Print each line of the listing once more, precisely as given.

******************************

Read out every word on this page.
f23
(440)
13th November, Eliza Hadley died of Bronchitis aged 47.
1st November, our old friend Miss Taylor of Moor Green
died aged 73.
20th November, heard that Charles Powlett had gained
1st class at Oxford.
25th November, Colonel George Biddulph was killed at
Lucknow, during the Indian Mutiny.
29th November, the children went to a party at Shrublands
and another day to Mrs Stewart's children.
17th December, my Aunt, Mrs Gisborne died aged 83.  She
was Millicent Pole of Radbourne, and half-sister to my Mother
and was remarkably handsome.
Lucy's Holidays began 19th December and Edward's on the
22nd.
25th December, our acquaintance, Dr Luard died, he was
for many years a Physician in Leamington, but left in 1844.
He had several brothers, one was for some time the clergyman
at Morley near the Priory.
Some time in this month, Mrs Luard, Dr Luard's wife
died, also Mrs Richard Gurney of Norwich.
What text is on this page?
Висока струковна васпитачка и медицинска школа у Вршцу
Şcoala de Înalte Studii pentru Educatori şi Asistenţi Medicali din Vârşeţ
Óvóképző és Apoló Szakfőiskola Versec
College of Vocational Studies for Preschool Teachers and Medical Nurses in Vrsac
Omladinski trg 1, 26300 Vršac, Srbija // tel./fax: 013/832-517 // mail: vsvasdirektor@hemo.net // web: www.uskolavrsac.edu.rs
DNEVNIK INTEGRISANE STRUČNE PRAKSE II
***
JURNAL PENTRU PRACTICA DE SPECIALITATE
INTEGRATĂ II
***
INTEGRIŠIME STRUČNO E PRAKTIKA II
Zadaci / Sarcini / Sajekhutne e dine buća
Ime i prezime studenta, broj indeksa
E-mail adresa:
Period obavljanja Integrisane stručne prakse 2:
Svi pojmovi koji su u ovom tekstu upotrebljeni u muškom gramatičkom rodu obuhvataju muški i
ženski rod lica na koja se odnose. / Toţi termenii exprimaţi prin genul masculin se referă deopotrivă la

******************************

_REPLY TO THE TASK_
Read out every word on this page.
f23
(440)
13th November, Eliza Hadley died of Bronchitis aged 47.
1st November, our old friend Miss Taylor of Moor Green
died aged 73.
20th November, heard that Charles Powlett had gained
1st class at Oxford.
25th November, Colonel George Biddulph was killed at
Lucknow, during the Indian Mutiny.
29th November, the children went to a party at Shrublands
and another day to Mrs Stewart's children.
17th December, my Aunt, Mrs Gisborne died aged 83.  She
was Millicent Pole of Radbourne, and half-sister to my Mother
and was remarkably handsome.
Lucy's Holidays began 19th December and Edward's on the
22nd.
25th December, our acquaintance, Dr Luard died, he was
for many years a Physician in Leamington, but left in 1844.
He had several brothers, one was for some time the clergyman
at Morley near the Priory.
Some time in this month, Mrs Luard, Dr Luard's wife
died, also Mrs Richard Gurney of Norwich.
What text is on this page?
Висока струковна васпитачка и медицинска школа у Вршцу
Şcoala de Înalte Studii pentru Educatori şi Asistenţi Medicali din Vârşeţ
Óvóképző és Apoló Szakfőiskola Versec
College of Vocational Studies for Preschool Teachers and Medical Nurses in Vrsac
Omladinski trg 1, 26300 Vršac, Srbija // tel./fax: 013/832-517 // mail: vsvasdirektor@hemo.net // web: www.uskolavrsac.edu.rs
DNEVNIK INTEGRISANE STRUČNE PRAKSE II
***
JURNAL PENTRU PRACTICA DE SPECIALITATE
INTEGRATĂ II
***
INTEGRIŠIME STRUČNO E PRAKTIKA II
Zadaci / Sarcini / Sajekhutne e dine buća
Ime i prezime studenta, broj indeksa
E-mail adresa:
Period obavljanja Integrisane stručne prakse 2:
Svi pojmovi koji su u ovom tekstu upotrebljeni u muškom gramatičkom rodu obuhvataju muški i
ženski rod lica na koja se odnose. / Toţi termenii exprimaţi prin genul masculin se referă deopotrivă la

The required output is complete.